- What to work on
Extract from the listing each line in which the word "subtitle" appears.

- Material for this task
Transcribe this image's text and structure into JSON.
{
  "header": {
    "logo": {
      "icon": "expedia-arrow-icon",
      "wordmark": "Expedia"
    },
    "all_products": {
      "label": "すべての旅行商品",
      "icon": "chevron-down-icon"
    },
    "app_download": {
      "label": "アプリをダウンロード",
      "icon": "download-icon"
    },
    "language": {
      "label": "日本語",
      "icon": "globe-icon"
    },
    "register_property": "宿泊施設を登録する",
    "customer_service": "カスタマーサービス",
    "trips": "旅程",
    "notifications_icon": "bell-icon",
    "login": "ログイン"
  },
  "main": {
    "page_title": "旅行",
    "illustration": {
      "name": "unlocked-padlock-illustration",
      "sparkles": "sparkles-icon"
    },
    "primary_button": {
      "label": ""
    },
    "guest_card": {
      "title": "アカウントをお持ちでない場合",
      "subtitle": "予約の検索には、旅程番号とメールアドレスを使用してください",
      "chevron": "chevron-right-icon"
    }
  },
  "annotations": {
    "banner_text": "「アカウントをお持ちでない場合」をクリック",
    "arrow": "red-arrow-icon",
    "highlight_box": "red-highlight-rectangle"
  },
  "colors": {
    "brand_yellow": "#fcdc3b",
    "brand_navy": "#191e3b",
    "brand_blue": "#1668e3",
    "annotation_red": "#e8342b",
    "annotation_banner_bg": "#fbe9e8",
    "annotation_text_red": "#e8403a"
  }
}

==

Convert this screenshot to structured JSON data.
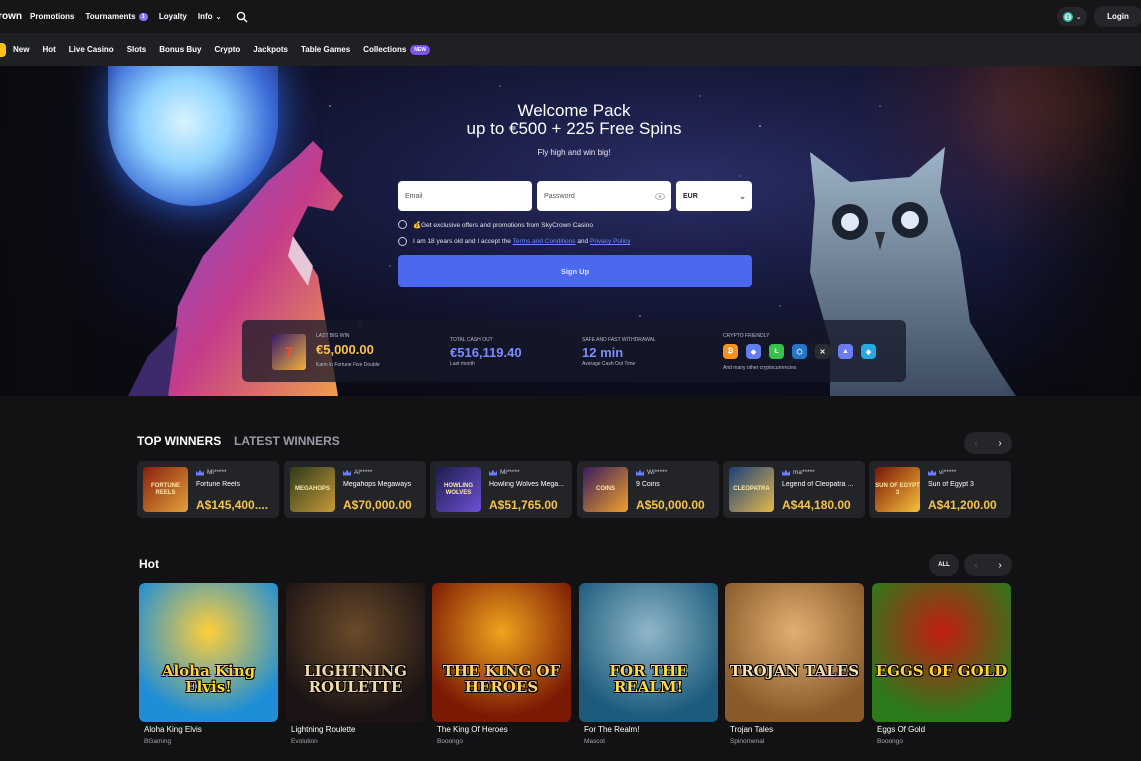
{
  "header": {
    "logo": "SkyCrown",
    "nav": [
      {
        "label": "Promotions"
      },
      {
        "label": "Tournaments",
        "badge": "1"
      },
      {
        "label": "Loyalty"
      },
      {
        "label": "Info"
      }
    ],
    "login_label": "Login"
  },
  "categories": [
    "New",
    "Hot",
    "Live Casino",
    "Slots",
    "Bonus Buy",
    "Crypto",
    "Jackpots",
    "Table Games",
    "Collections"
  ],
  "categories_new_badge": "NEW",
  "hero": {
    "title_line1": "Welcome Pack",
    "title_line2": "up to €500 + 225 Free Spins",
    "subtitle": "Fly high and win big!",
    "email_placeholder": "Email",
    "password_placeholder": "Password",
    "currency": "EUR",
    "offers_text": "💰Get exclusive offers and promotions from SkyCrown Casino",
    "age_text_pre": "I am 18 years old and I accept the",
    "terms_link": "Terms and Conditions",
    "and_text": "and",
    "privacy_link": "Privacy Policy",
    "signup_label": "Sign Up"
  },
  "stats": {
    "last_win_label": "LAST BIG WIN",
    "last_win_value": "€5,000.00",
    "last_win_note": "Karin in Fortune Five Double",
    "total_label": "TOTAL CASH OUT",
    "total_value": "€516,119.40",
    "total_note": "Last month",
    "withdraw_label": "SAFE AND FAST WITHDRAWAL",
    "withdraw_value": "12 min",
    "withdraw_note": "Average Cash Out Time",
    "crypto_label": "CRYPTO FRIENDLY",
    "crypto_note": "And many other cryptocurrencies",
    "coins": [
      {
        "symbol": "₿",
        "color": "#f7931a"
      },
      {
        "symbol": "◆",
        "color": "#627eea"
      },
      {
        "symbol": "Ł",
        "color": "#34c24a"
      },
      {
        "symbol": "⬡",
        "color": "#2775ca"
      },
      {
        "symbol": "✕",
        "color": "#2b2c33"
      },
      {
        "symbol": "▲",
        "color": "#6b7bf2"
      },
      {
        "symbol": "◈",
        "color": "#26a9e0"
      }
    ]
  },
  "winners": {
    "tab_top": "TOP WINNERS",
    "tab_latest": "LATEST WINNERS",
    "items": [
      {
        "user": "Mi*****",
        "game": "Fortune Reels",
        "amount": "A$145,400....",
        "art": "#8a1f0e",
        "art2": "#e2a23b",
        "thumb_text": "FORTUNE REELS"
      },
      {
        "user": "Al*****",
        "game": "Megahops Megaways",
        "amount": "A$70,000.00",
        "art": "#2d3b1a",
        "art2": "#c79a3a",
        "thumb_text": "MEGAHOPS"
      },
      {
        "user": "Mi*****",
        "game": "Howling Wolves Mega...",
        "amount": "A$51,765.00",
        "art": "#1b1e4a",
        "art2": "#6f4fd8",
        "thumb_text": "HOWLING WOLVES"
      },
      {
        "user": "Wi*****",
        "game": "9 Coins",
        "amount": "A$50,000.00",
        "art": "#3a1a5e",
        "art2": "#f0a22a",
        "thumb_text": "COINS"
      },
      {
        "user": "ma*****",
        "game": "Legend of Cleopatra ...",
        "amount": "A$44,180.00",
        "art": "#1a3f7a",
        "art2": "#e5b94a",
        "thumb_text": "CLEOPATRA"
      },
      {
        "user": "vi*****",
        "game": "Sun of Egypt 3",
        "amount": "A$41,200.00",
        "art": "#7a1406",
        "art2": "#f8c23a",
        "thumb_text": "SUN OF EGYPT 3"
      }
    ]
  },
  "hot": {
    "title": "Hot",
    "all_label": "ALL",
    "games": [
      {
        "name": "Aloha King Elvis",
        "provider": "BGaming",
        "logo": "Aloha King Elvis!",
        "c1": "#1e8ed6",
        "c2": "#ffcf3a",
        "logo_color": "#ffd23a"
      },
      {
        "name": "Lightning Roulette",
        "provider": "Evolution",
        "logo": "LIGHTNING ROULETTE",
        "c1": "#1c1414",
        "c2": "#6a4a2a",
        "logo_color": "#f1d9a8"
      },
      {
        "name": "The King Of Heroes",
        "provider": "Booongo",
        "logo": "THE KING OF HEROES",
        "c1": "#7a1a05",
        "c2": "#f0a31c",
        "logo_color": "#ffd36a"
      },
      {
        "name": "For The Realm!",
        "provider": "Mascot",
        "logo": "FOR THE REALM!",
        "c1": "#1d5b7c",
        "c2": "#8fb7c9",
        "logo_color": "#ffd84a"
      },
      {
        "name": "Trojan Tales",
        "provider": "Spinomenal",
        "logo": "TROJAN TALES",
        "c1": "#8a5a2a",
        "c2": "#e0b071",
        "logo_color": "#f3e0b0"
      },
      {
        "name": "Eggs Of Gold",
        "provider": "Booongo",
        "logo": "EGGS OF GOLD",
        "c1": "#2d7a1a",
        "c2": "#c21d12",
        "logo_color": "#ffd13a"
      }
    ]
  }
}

- Problem solution
      "subtitle": "予約の検索には、旅程番号とメールアドレスを使用してください",
    "subtitle": "Fly high and win big!",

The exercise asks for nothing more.